Please copy all the lines that follow, word for word.

* **Records**:
────────────────

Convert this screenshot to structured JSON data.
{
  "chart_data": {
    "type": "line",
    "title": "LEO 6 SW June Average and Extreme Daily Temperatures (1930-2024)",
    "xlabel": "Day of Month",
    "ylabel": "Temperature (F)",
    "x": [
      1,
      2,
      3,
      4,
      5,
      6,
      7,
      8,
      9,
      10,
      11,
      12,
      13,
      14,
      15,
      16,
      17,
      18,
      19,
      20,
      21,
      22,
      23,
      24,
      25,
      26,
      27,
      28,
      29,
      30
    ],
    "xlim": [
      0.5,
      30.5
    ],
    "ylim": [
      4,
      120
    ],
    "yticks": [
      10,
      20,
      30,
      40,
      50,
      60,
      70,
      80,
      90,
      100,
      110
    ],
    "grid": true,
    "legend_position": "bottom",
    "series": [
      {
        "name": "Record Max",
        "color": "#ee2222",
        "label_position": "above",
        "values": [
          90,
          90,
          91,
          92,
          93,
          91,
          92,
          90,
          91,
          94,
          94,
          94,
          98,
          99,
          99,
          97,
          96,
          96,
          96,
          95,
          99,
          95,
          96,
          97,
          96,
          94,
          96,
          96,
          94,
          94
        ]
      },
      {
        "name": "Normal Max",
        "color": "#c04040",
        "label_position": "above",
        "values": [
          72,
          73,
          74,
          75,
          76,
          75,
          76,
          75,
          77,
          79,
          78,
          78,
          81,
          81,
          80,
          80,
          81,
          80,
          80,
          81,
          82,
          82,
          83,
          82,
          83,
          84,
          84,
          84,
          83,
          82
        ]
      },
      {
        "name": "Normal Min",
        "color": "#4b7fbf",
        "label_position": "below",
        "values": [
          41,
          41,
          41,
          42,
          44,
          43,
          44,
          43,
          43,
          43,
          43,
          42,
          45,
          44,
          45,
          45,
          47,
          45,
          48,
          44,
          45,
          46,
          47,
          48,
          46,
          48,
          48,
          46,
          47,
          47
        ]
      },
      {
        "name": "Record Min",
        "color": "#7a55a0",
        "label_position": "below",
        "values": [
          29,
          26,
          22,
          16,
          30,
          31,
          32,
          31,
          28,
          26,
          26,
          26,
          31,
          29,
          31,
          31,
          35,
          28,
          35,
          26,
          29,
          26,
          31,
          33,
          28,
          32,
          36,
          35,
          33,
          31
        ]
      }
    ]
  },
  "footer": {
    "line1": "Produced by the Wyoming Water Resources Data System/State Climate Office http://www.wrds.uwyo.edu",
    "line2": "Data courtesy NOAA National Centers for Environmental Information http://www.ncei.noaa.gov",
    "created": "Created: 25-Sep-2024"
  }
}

────────────────

* **Answer**:
Convert this screenshot to structured JSON data.
{
  "chart_data": {
    "type": "line",
    "title": "LEO 6 SW June Average and Extreme Daily Temperatures (1930-2024)",
    "xlabel": "Day of Month",
    "ylabel": "Temperature (F)",
    "x": [
      1,
      2,
      3,
      4,
      5,
      6,
      7,
      8,
      9,
      10,
      11,
      12,
      13,
      14,
      15,
      16,
      17,
      18,
      19,
      20,
      21,
      22,
      23,
      24,
      25,
      26,
      27,
      28,
      29,
      30
    ],
    "xlim": [
      0.5,
      30.5
    ],
    "ylim": [
      4,
      120
    ],
    "yticks": [
      10,
      20,
      30,
      40,
      50,
      60,
      70,
      80,
      90,
      100,
      110
    ],
    "grid": true,
    "legend_position": "bottom",
    "series": [
      {
        "name": "Record Max",
        "color": "#ee2222",
        "label_position": "above",
        "values": [
          90,
          90,
          91,
          92,
          93,
          91,
          92,
          90,
          91,
          94,
          94,
          94,
          98,
          99,
          99,
          97,
          96,
          96,
          96,
          95,
          99,
          95,
          96,
          97,
          96,
          94,
          96,
          96,
          94,
          94
        ]
      },
      {
        "name": "Normal Max",
        "color": "#c04040",
        "label_position": "above",
        "values": [
          72,
          73,
          74,
          75,
          76,
          75,
          76,
          75,
          77,
          79,
          78,
          78,
          81,
          81,
          80,
          80,
          81,
          80,
          80,
          81,
          82,
          82,
          83,
          82,
          83,
          84,
          84,
          84,
          83,
          82
        ]
      },
      {
        "name": "Normal Min",
        "color": "#4b7fbf",
        "label_position": "below",
        "values": [
          41,
          41,
          41,
          42,
          44,
          43,
          44,
          43,
          43,
          43,
          43,
          42,
          45,
          44,
          45,
          45,
          47,
          45,
          48,
          44,
          45,
          46,
          47,
          48,
          46,
          48,
          48,
          46,
          47,
          47
        ]
      },
      {
        "name": "Record Min",
        "color": "#7a55a0",
        "label_position": "below",
        "values": [
          29,
          26,
          22,
          16,
          30,
          31,
          32,
          31,
          28,
          26,
          26,
          26,
          31,
          29,
          31,
          31,
          35,
          28,
          35,
          26,
          29,
          26,
          31,
          33,
          28,
          32,
          36,
          35,
          33,
          31
        ]
      }
    ]
  },
  "footer": {
    "line1": "Produced by the Wyoming Water Resources Data System/State Climate Office http://www.wrds.uwyo.edu",
    "line2": "Data courtesy NOAA National Centers for Environmental Information http://www.ncei.noaa.gov",
    "created": "Created: 25-Sep-2024"
  }
}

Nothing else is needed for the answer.